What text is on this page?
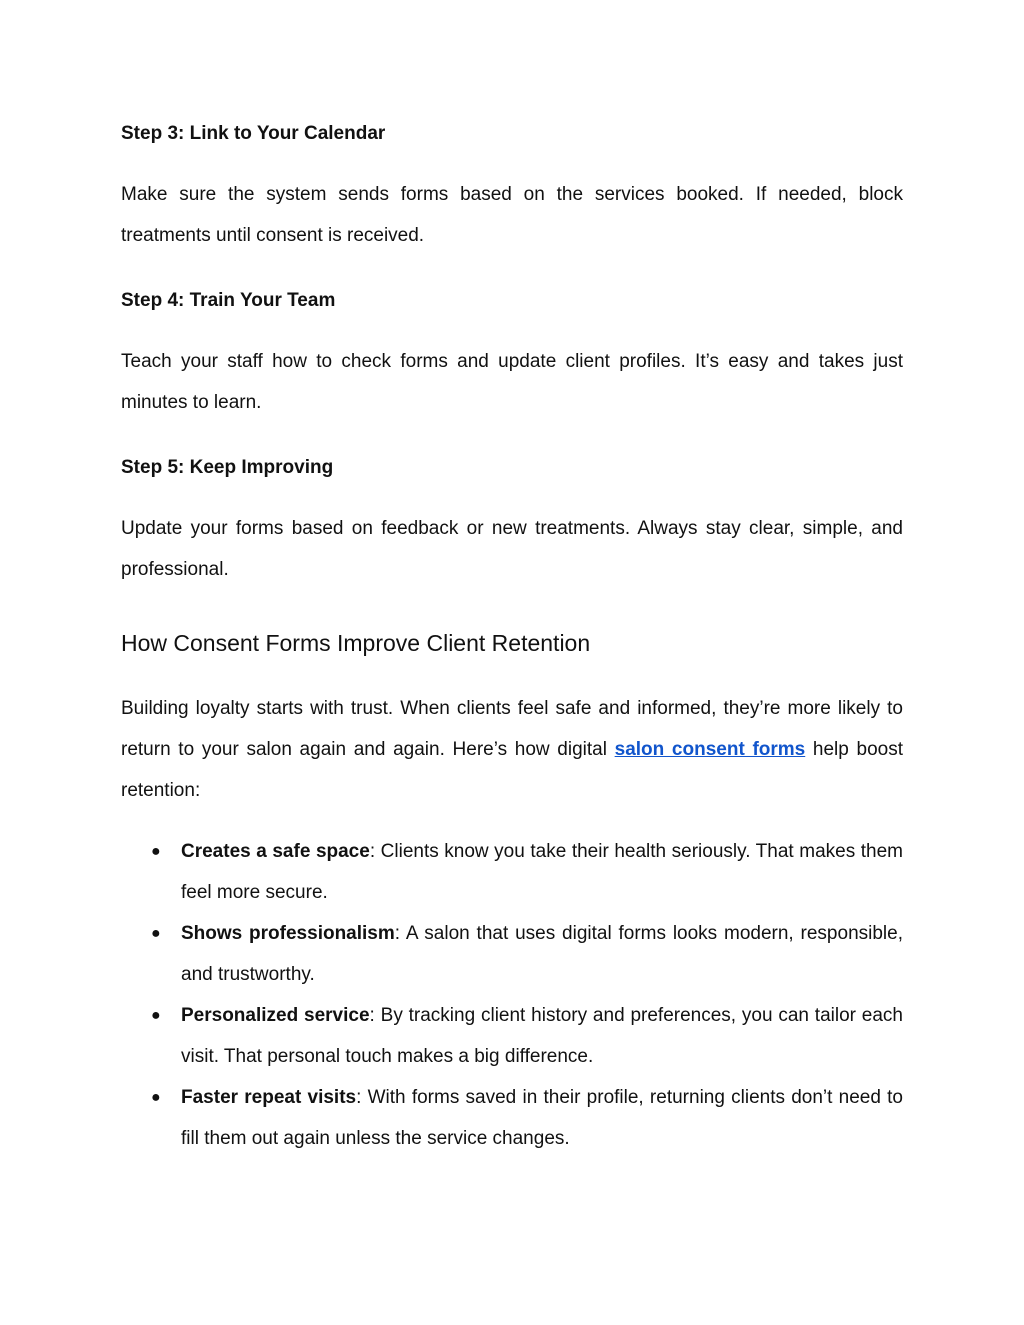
Step 3: Link to Your Calendar

Make sure the system sends forms based on the services booked. If needed, block treatments until consent is received.

Step 4: Train Your Team

Teach your staff how to check forms and update client profiles. It’s easy and takes just minutes to learn.

Step 5: Keep Improving

Update your forms based on feedback or new treatments. Always stay clear, simple, and professional.

How Consent Forms Improve Client Retention

Building loyalty starts with trust. When clients feel safe and informed, they’re more likely to return to your salon again and again. Here’s how digital salon consent forms help boost retention:

● Creates a safe space: Clients know you take their health seriously. That makes them feel more secure.
● Shows professionalism: A salon that uses digital forms looks modern, responsible, and trustworthy.
● Personalized service: By tracking client history and preferences, you can tailor each visit. That personal touch makes a big difference.
● Faster repeat visits: With forms saved in their profile, returning clients don’t need to fill them out again unless the service changes.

┄┄┄┄┄┄┄┄┄┄

**Required work**
The records are above. How many lines in them contain the word "Step"? Give the number alone.

**Response to this exercise**
3